Passage to read:
▬▬▬
# Which Mini Router



## Ugs

Has anyone any experience of using the Proxxon Mini Router MOF?

http://www.minicrafttools.com/38568.html

I do not need a full size router as it will only be used for pieces for scale models, dolls house furniture etc. I cannot find an unbiased review for it.

I realise it is a little expensive but if it does a good job then that is OK.
I have looked at the Plunge Router attachment 335 for the Dremel but it does look a little flimsy and accuracy is very important for small pieces.

...or does anyone use a different model for small pieces that they would recommend?

Thanks
Keith


----------



## Gill

I don't have the router you're interested in, but I do have a Dremel which I have used in a previous router attachment model. If the latest model is anything like mine, your fears about the sturdiness of its design will be valid.

Although the fixings for the Dremel router table are also much flimsier than I would like, it does a decent enough job. Bearing in mind that a table mounted router is capable of working on much finer pieces than a hand-held router, this may be another factor for you to consider. I couldn't find a Proxxon router table as such, but they do make a micro shaper which might suit your requirements much better, even though it is pricier.


----------



## Ugs

Ooer! .. I do like that!

Hmm a few boxes of chocs and bunches of flowers, a bit of housework, finishing some diy tasks around the house over the next few weeks should secure enough brownie points for the Shaper :wink: 

Thanks for the heads up - I already have a few cutters that will fit it too.

Thanks
Keith


----------



## Gill

Ugs":2ql5a90j said:


> a few boxes of chocs and bunches of flowers, a bit of housework, finishing some diy tasks around the house over the next few weeks should secure enough brownie points for the Shaper :wink:


Dirty tactics!

If I send my hubby over, will you teach him?


----------



## Ugs

Cannot be taught I'm afraid - the knack of doing it without the other half sussing it out is either in a persons genes or not ... my youngest daughter is a master at it and even works it on me!

Cheers
Keith


----------



## Setch

Do you need to do plunging cuts?

If not, it's very easy to make a router base for dremel tools. Here's my inlay base for a dremel. Making a base which plunges smoothly and accurately is possible, but it adds a whole lot of expense and faff!


----------



## Ugs

Thank you Setch - that is certainly a short term answer that I will use whilst I manipulate wifey 

Thank you
Keith


----------
▬▬▬
Problem to solve:
Please copy the stretch of the mini router thread from "http://www.minicrafttools.com/38568.html" through "that is OK.". The items have nothing to do with the mini router thread.

Bounding box prediction data
▬▬▬
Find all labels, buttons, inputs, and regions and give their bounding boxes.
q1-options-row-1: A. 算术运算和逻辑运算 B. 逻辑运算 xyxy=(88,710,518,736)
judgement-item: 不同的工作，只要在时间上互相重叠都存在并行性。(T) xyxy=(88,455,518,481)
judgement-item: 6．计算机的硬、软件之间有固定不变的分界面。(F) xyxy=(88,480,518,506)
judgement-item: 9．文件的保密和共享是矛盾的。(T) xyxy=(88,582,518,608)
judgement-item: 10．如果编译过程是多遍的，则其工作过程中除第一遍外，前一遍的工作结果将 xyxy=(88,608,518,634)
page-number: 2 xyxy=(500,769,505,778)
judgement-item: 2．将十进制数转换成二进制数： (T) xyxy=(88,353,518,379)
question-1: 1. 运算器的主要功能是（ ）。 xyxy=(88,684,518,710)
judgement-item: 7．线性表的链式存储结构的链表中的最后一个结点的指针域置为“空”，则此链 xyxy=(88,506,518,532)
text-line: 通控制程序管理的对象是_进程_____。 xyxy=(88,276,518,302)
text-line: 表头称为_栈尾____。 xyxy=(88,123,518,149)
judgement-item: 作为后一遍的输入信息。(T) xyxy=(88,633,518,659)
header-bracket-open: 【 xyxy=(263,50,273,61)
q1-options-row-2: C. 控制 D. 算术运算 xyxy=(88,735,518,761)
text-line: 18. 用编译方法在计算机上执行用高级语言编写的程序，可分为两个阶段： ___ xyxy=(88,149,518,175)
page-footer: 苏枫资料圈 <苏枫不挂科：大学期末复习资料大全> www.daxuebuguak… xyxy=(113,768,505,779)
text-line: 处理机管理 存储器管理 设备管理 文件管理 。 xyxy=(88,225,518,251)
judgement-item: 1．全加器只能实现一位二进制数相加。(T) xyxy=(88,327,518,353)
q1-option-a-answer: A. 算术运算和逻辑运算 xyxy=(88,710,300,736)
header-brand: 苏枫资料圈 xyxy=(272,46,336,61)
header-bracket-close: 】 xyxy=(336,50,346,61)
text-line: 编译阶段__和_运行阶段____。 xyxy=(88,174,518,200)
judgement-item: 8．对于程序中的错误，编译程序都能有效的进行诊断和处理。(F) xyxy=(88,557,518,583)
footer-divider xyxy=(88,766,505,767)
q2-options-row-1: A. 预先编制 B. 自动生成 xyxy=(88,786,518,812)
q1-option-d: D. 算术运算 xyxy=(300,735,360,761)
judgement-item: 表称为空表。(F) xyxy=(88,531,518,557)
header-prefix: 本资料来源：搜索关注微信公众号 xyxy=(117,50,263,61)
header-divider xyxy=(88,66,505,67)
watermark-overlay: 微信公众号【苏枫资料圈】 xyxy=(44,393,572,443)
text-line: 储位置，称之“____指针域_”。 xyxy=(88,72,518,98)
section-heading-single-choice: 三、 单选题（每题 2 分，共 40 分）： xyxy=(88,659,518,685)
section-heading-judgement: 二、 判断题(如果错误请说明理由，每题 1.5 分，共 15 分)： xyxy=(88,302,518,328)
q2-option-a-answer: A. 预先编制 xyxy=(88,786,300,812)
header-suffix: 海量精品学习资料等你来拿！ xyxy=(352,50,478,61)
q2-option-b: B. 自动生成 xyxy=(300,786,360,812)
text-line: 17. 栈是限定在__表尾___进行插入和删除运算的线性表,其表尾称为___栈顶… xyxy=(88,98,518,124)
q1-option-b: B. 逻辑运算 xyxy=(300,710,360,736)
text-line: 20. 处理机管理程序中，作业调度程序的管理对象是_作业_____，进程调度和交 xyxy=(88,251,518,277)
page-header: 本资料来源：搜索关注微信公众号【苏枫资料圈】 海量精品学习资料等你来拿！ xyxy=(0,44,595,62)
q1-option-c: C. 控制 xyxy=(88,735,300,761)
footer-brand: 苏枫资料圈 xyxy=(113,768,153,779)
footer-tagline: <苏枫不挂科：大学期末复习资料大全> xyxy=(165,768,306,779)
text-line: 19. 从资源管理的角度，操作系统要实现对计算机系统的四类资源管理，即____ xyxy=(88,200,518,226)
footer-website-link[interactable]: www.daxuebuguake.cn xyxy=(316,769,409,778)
▬▬▬
Task solution:
http://www.minicrafttools.com/38568.html

I do not need a full size router as it will only be used for pieces for scale models, dolls house furniture etc. I cannot find an unbiased review for it.

I realise it is a little expensive but if it does a good job then that is OK.